▸ The exercise
Work through the material below and count the lines holding the word "recycling"; give that count and nothing more.

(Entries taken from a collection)
[Begin]

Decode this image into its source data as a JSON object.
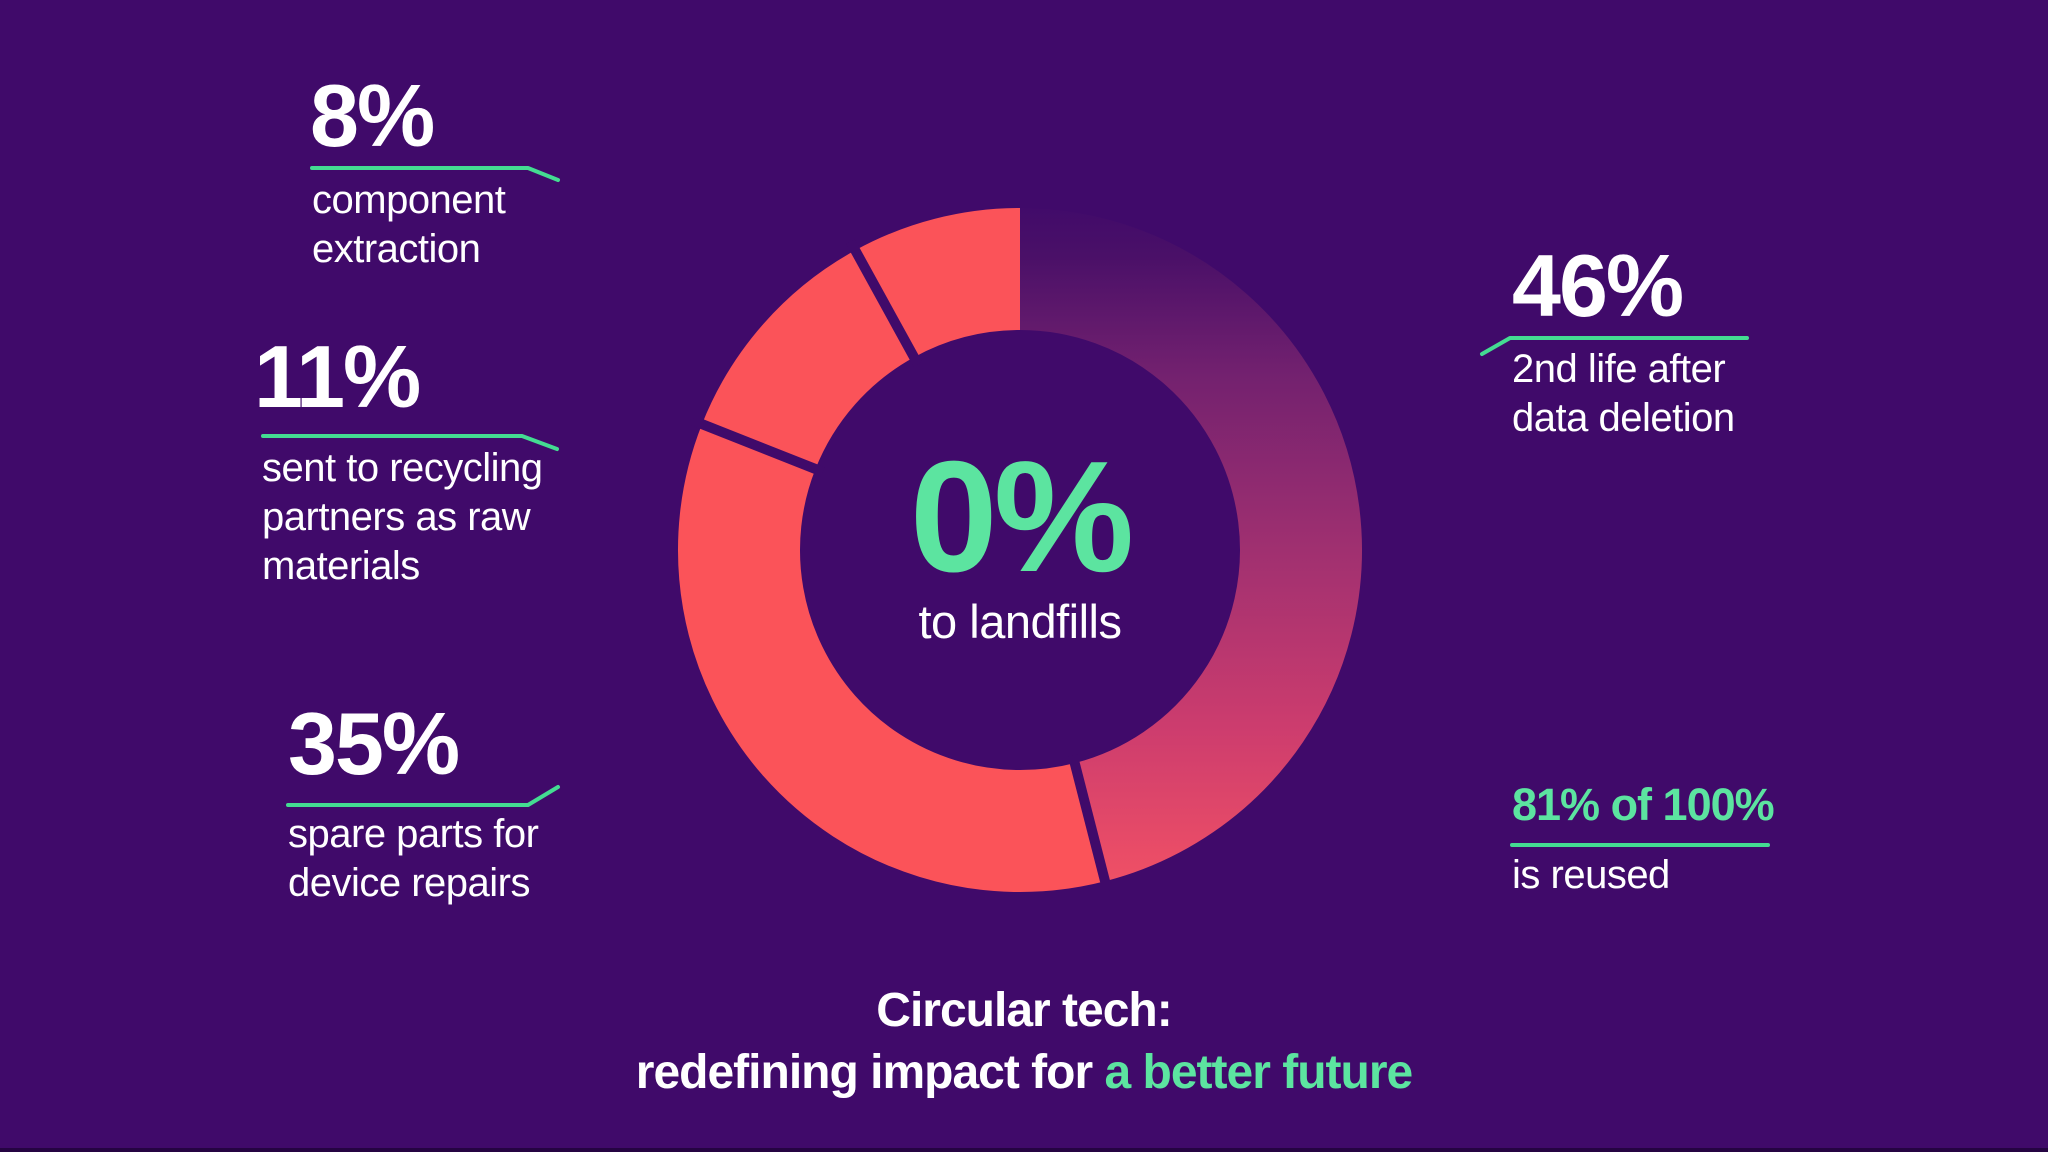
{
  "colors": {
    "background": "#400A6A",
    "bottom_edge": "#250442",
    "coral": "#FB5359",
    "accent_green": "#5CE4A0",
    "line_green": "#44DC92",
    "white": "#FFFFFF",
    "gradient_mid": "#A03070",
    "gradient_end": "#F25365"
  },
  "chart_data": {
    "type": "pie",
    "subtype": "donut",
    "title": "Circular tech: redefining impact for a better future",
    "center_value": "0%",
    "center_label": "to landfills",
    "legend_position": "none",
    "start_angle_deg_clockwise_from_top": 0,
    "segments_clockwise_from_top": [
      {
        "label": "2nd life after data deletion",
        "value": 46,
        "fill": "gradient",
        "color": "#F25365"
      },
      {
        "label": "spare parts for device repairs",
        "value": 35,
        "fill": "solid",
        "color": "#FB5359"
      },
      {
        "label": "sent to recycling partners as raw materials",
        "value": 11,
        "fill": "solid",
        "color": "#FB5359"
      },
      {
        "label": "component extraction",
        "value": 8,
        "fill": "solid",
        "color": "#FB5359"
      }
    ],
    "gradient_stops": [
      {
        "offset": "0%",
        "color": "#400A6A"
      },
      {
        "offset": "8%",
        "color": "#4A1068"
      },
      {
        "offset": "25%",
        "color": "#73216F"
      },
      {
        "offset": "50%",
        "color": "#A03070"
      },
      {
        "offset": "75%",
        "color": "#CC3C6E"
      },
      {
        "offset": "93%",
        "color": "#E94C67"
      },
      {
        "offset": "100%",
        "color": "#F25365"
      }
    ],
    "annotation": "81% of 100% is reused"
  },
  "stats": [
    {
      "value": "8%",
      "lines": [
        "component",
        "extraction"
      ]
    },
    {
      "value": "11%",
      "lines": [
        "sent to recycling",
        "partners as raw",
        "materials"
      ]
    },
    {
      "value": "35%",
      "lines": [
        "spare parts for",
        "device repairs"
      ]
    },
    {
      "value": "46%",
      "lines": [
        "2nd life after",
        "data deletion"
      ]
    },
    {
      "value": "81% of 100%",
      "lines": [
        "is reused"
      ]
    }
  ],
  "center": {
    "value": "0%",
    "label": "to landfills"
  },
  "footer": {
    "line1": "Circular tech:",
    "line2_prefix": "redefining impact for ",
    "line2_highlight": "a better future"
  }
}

[End]

▸ Correct result
2